■ **Direction**
Take each line containing the word "Exit" and copy it.

** BEGIN Data lines **

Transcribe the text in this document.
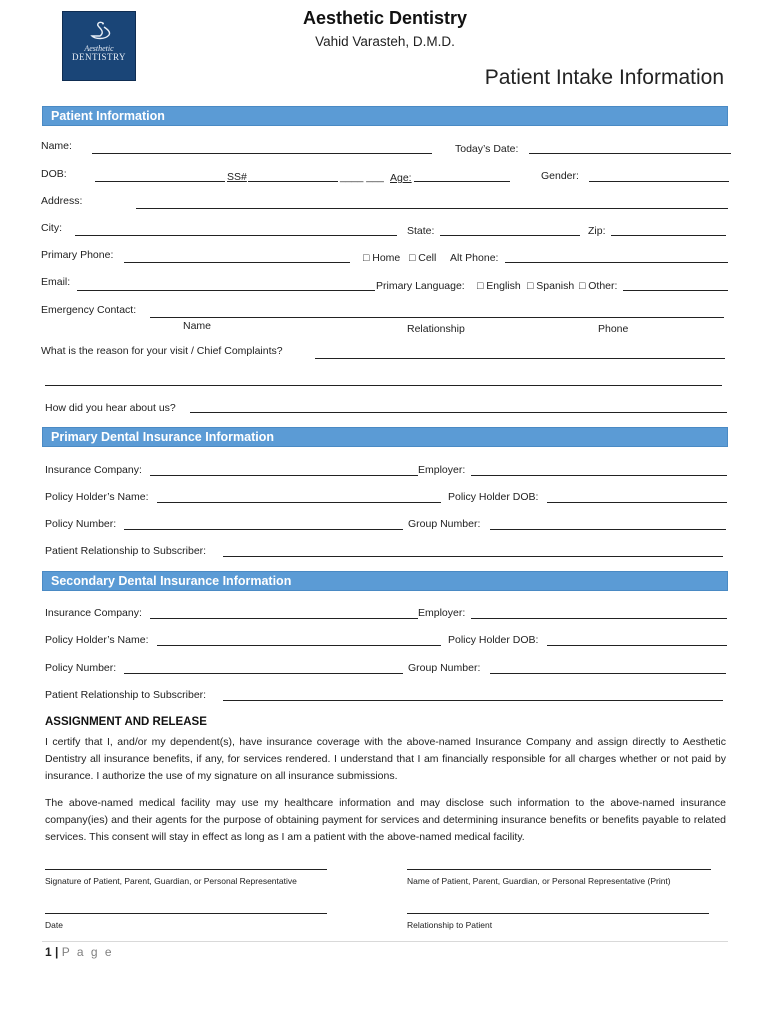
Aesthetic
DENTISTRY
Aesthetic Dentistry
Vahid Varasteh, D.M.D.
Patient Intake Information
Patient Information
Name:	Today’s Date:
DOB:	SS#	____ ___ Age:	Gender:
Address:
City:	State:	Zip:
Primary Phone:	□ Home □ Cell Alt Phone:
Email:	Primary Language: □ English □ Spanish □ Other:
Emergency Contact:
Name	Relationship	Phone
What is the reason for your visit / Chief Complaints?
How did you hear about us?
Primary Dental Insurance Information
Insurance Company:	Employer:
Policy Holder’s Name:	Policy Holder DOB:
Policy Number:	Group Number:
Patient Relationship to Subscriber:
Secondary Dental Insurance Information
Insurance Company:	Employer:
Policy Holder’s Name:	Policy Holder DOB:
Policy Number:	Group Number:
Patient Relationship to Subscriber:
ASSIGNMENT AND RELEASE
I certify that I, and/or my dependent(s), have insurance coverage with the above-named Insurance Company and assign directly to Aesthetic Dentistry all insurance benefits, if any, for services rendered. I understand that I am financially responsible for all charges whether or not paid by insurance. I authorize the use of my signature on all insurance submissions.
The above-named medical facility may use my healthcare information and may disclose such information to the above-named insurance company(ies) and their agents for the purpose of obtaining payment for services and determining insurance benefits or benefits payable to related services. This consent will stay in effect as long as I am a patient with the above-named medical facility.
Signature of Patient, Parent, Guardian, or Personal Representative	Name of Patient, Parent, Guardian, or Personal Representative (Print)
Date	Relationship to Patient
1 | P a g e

** END Data lines **
** BEGIN Data lines **

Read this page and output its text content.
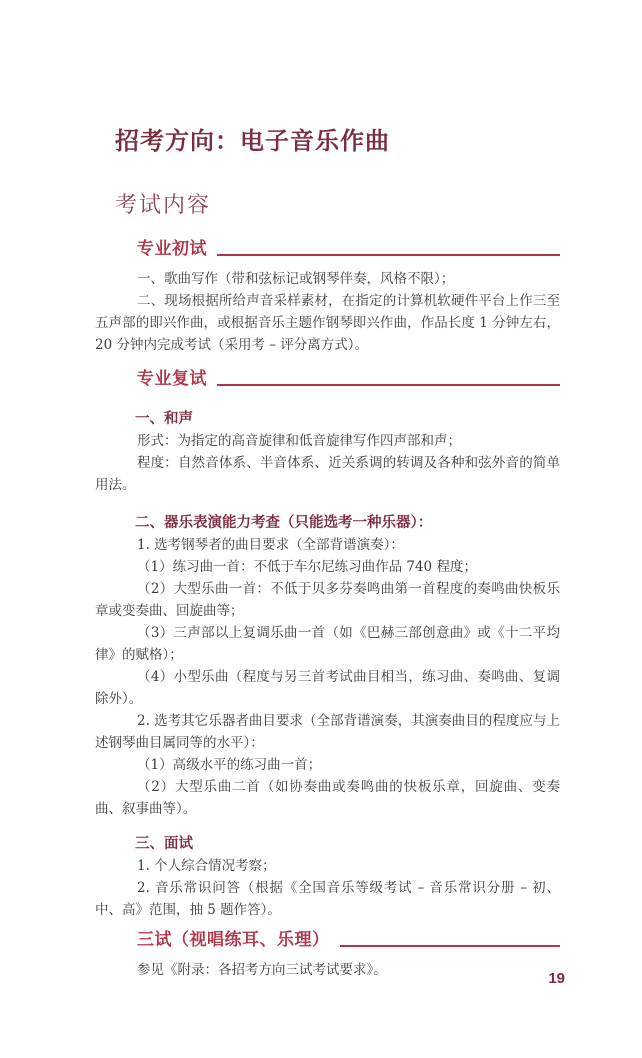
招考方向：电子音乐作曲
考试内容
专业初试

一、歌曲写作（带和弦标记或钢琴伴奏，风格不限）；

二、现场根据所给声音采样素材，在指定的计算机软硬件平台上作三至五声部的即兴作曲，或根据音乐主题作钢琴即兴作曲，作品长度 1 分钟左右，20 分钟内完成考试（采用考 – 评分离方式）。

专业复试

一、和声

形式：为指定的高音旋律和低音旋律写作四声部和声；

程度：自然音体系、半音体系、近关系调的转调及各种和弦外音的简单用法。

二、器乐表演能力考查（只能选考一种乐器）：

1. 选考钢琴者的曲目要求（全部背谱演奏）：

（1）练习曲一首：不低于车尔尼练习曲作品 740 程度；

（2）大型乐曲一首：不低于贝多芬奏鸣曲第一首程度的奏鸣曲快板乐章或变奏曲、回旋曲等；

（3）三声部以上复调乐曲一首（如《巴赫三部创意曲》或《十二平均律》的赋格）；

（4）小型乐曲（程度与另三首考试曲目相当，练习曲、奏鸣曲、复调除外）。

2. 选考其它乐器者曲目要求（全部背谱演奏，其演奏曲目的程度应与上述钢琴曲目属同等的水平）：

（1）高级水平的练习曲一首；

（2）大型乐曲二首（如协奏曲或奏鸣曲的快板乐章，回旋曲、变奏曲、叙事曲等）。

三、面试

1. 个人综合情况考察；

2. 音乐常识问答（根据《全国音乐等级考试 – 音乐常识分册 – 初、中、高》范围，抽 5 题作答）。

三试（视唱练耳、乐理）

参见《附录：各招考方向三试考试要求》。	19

** END Data lines **
** BEGIN Data lines **

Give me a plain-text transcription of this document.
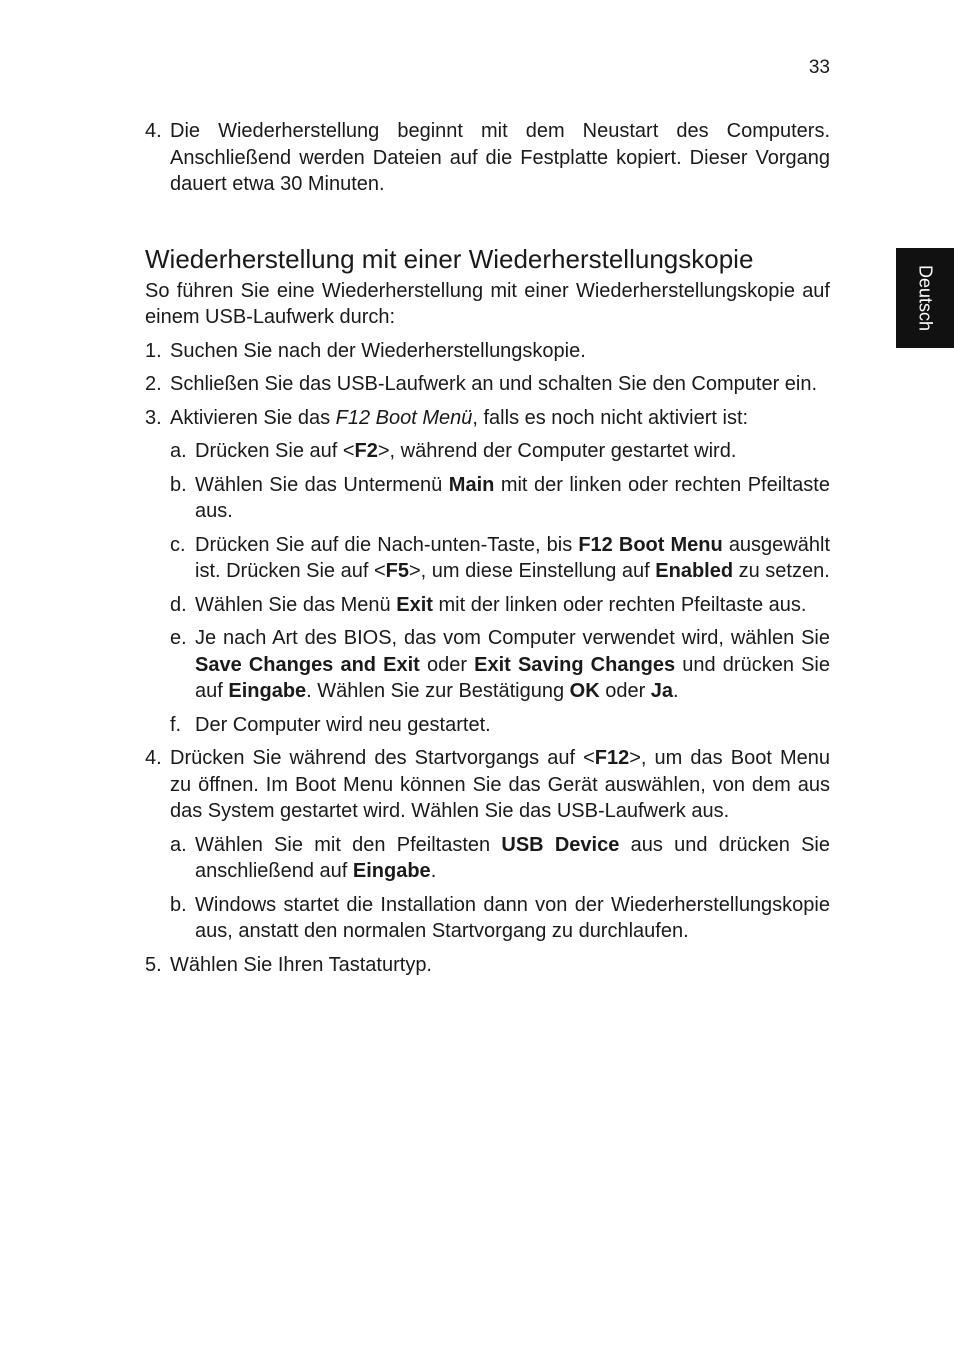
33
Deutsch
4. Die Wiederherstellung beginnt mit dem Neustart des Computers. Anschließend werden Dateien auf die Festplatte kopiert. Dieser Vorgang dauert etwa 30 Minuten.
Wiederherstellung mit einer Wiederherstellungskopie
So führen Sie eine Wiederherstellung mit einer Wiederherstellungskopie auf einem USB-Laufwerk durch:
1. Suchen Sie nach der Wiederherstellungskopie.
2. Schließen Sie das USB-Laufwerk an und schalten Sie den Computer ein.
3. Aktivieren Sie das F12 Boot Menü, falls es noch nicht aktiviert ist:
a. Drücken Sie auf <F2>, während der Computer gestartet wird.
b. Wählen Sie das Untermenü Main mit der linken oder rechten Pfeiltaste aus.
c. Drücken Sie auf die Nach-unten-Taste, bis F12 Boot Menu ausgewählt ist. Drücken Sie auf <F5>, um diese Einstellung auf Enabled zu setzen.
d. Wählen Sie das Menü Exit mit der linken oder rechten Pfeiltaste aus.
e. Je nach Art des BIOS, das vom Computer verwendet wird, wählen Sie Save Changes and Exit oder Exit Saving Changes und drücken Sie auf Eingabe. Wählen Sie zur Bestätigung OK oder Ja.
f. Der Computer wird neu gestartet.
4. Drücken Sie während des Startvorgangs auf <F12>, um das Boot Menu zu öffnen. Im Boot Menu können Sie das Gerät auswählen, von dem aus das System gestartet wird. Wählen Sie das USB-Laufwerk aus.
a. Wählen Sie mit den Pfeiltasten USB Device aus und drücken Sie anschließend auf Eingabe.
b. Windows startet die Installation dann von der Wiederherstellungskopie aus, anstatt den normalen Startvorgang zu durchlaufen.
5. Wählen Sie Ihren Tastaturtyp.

** END Data lines **

■ **The result**
d. Wählen Sie das Menü Exit mit der linken oder rechten Pfeiltaste aus.
e. Je nach Art des BIOS, das vom Computer verwendet wird, wählen Sie Save Changes and Exit oder Exit Saving Changes und drücken Sie auf Eingabe. Wählen Sie zur Bestätigung OK oder Ja.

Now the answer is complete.